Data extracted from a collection
^^^^^^^^^^^^^^^^
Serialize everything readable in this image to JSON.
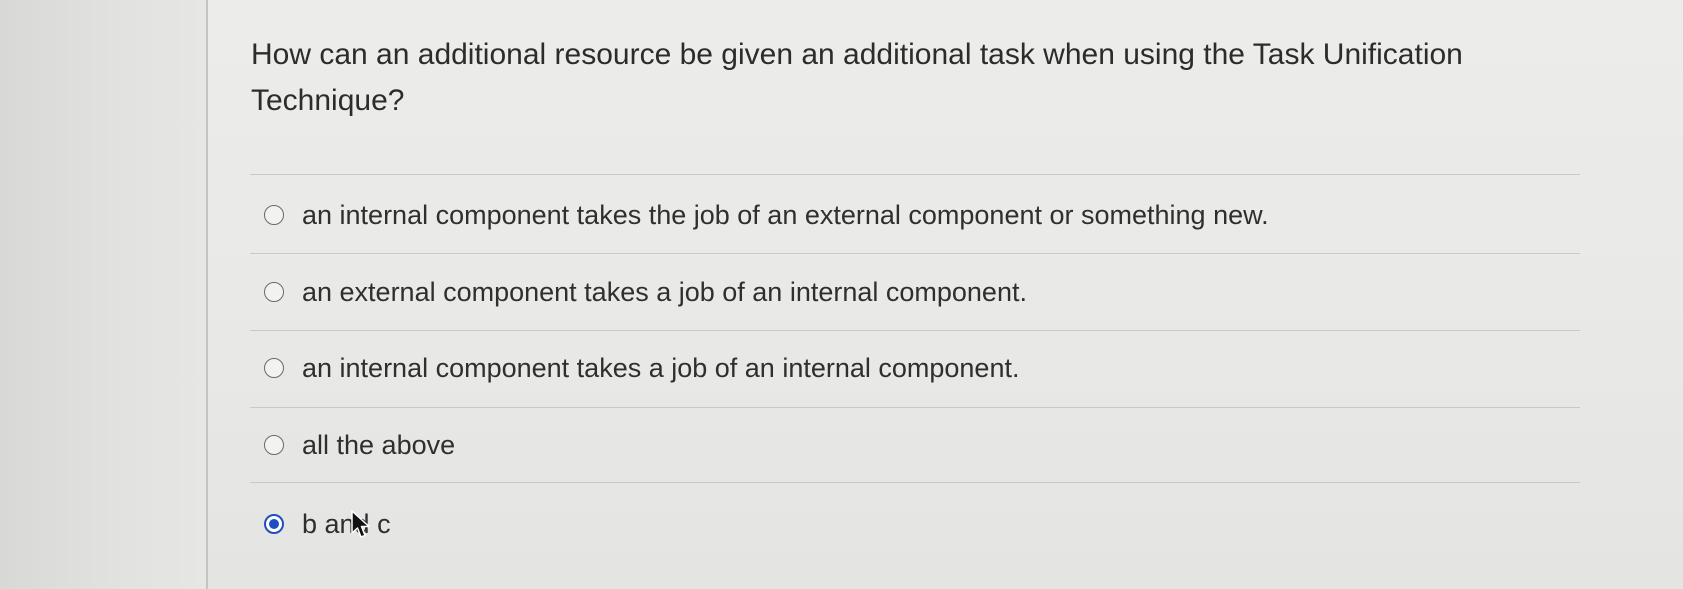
{
  "question": {
    "text": "How can an additional resource be given an additional task when using the Task Unification Technique?"
  },
  "options": [
    {
      "label": "an internal component takes the job of an external component or something new.",
      "selected": false
    },
    {
      "label": "an external component takes a job of an internal component.",
      "selected": false
    },
    {
      "label": "an internal component takes a job of an internal component.",
      "selected": false
    },
    {
      "label": "all the above",
      "selected": false
    },
    {
      "label": "b and c",
      "selected": true
    }
  ],
  "colors": {
    "selected_radio": "#1f4ec0",
    "text": "#2f2f2f"
  }
}
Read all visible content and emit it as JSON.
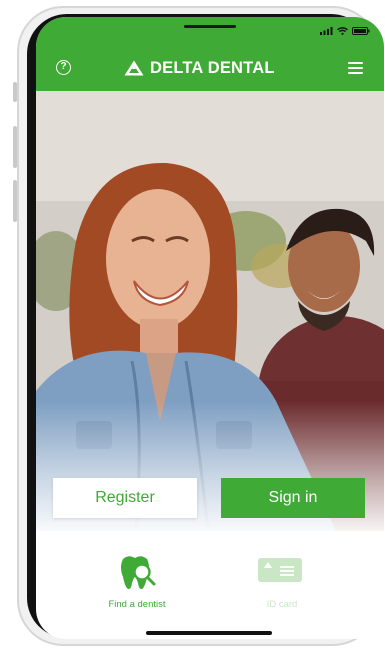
{
  "colors": {
    "brand_green": "#3faa35",
    "header_text": "#ffffff",
    "id_card_muted": "#c9e6c5"
  },
  "header": {
    "help_icon": "help-circle-icon",
    "help_glyph": "?",
    "brand_name": "DELTA DENTAL",
    "logo_icon": "delta-triangle-icon",
    "menu_icon": "hamburger-menu-icon"
  },
  "status_bar": {
    "icons": [
      "signal-icon",
      "wifi-icon",
      "battery-icon"
    ]
  },
  "hero": {
    "image": "photo of two smiling people (woman and man) outdoors"
  },
  "actions": {
    "register_label": "Register",
    "sign_in_label": "Sign in"
  },
  "shortcuts": [
    {
      "label": "Find a dentist",
      "icon": "tooth-search-icon"
    },
    {
      "label": "ID card",
      "icon": "id-card-icon"
    }
  ]
}
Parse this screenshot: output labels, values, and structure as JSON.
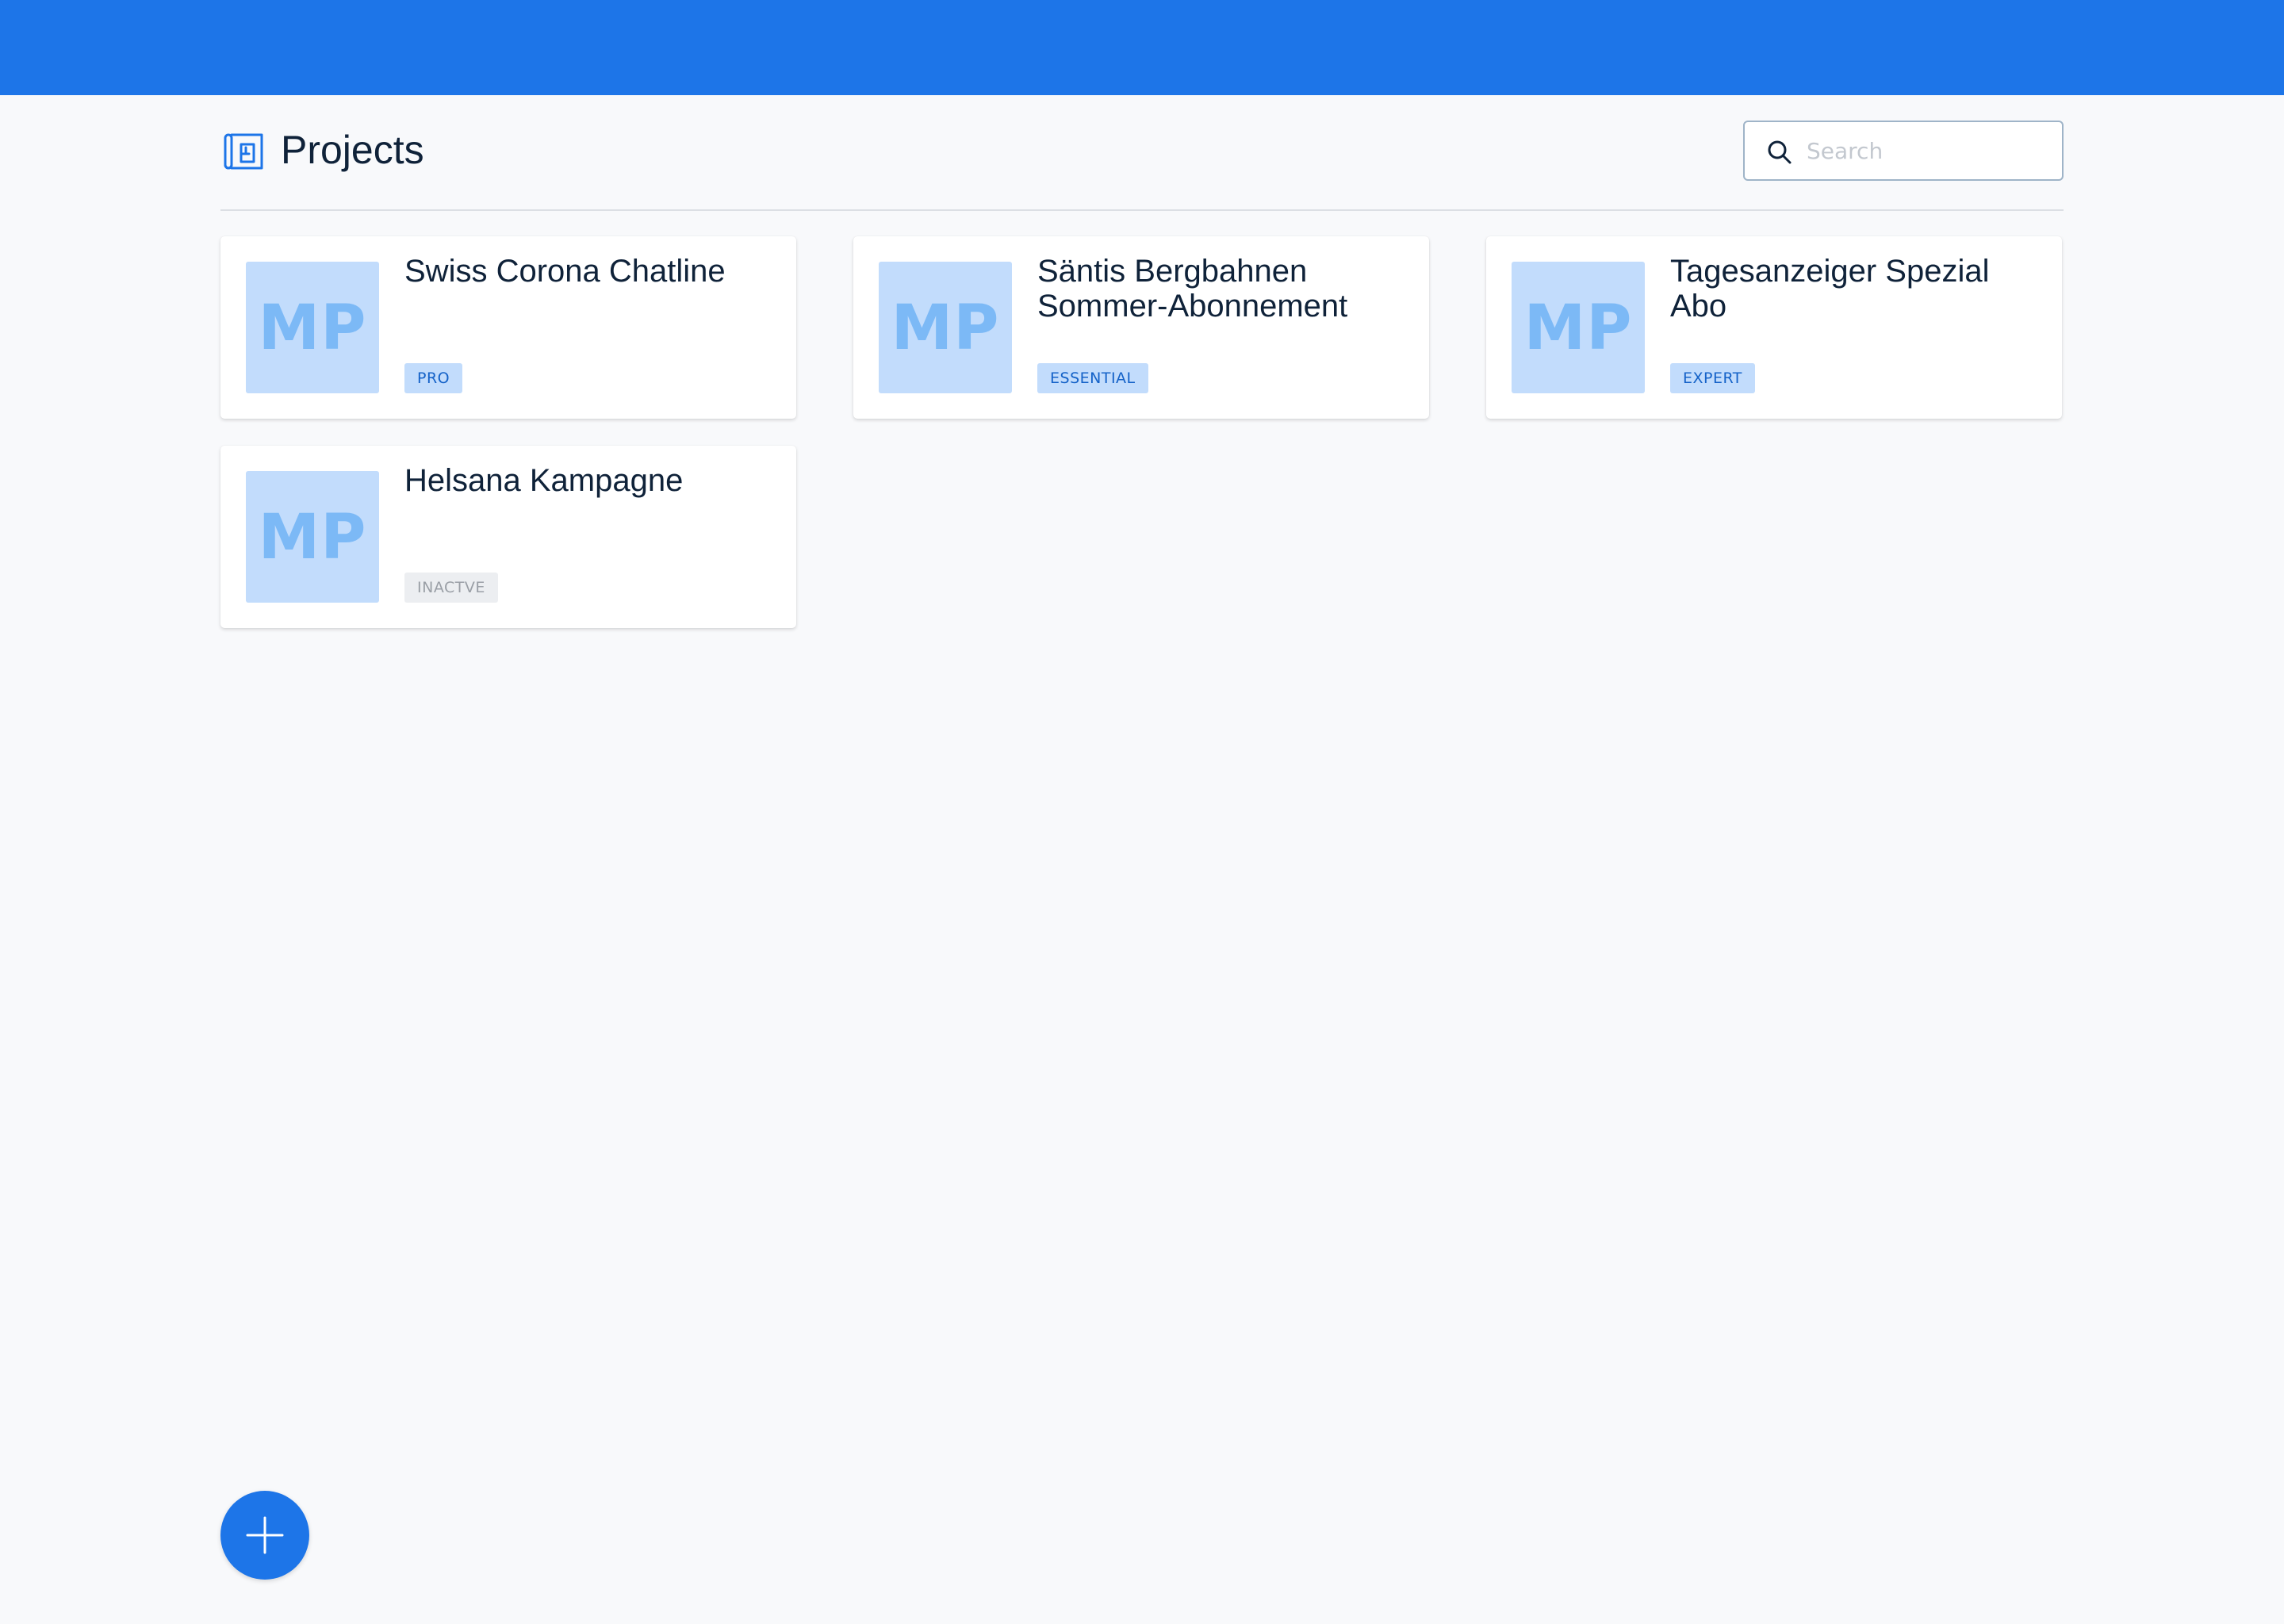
{
  "header": {
    "title": "Projects",
    "icon": "projects-blueprint-icon"
  },
  "search": {
    "placeholder": "Search",
    "value": "",
    "icon": "search-icon"
  },
  "projects": [
    {
      "title": "Swiss Corona Chatline",
      "thumbnail_initials": "MP",
      "plan": "PRO",
      "status": "active"
    },
    {
      "title": "Säntis Bergbahnen Sommer-Abonnement",
      "thumbnail_initials": "MP",
      "plan": "ESSENTIAL",
      "status": "active"
    },
    {
      "title": "Tagesanzeiger Spezial Abo",
      "thumbnail_initials": "MP",
      "plan": "EXPERT",
      "status": "active"
    },
    {
      "title": "Helsana Kampagne",
      "thumbnail_initials": "MP",
      "plan": "INACTVE",
      "status": "inactive"
    }
  ],
  "fab": {
    "icon": "plus-icon"
  },
  "colors": {
    "primary": "#1d75e8",
    "background": "#f8f9fb",
    "thumbnail_bg": "#c2dcfc",
    "thumbnail_text": "#7cb9f6",
    "badge_active_bg": "#c2dcfc",
    "badge_active_text": "#1462c8",
    "badge_inactive_bg": "#eceef1",
    "badge_inactive_text": "#9a9fa6"
  }
}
^^^^^^^^^^^^^^^^
## Written exercise
Copy out all lines above that include the string "image".

## Answer to the task
Serialize everything readable in this image to JSON.
    "image": "photo of two smiling people (woman and man) outdoors"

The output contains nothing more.